| RECORDS FOR THE TASK |
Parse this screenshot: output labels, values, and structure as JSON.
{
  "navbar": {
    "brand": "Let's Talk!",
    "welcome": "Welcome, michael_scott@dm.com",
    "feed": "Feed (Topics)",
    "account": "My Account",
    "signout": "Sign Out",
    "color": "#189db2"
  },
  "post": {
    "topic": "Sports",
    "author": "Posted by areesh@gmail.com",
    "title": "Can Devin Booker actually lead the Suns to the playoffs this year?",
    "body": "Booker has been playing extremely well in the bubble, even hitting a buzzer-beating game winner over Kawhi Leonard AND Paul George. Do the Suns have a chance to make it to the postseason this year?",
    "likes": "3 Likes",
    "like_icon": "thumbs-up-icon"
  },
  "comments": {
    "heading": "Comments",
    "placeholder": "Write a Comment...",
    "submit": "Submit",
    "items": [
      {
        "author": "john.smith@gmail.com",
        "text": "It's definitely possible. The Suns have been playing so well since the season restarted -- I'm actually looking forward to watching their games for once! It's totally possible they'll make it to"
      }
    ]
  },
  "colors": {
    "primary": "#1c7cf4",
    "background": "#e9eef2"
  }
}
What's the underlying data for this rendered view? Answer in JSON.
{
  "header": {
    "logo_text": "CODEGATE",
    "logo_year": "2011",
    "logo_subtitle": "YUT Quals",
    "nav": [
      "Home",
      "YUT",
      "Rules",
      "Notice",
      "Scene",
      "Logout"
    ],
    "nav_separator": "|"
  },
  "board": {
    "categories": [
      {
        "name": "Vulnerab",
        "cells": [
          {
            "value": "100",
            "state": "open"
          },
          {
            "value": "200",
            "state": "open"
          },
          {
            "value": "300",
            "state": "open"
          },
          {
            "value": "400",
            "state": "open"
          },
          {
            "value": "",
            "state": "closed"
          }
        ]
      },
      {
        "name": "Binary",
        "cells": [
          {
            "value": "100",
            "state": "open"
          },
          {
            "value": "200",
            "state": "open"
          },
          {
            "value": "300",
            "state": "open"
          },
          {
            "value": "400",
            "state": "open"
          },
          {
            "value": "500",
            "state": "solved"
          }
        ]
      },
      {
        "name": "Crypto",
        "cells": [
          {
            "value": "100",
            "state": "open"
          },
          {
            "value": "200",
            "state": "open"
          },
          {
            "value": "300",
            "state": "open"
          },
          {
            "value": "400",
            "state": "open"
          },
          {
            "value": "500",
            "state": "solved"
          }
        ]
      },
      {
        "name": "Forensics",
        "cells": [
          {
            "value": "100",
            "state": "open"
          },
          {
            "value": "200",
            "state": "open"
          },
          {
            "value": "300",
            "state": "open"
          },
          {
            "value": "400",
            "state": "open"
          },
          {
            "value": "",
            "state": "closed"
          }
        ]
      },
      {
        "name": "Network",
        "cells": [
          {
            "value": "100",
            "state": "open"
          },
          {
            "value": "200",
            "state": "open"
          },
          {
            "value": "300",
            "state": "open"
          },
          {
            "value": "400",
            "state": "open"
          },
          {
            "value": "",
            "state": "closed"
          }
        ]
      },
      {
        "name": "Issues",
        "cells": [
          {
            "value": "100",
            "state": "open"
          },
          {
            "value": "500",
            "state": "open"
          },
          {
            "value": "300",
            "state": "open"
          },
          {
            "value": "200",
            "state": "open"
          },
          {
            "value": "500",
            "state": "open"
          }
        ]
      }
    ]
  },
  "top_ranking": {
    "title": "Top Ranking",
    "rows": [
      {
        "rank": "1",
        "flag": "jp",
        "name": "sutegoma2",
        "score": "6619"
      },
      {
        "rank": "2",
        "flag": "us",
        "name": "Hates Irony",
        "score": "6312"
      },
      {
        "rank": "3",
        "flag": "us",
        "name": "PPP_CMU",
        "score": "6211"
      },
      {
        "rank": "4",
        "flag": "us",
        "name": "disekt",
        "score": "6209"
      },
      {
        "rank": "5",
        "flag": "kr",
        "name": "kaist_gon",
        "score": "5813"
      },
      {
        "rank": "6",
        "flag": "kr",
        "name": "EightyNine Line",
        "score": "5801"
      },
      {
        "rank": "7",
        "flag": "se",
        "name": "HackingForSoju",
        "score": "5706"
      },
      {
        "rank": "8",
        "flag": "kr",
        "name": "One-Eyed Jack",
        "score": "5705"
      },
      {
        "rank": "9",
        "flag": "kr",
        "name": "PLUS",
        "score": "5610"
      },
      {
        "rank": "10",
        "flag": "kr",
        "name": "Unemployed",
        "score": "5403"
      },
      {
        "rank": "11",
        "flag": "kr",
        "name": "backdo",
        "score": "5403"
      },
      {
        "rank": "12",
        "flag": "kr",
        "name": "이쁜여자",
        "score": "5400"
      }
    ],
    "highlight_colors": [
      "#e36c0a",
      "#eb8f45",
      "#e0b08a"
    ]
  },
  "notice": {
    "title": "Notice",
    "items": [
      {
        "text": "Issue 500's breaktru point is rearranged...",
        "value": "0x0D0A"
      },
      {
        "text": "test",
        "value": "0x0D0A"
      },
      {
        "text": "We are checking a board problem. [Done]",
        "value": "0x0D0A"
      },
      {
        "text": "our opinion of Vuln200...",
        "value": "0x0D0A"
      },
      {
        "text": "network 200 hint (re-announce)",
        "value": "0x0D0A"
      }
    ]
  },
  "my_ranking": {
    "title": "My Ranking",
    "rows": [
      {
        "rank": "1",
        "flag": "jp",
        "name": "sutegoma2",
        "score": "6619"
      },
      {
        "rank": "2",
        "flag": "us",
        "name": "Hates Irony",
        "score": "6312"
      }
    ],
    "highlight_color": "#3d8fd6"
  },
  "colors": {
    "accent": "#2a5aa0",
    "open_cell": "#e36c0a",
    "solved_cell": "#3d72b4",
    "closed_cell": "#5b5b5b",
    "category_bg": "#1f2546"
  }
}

| SET EXERCISE |
Which lines hold the string "gmail"? List them all.

| SOLUTION TO THE PROBLEM |
    "author": "Posted by areesh@gmail.com",
        "author": "john.smith@gmail.com",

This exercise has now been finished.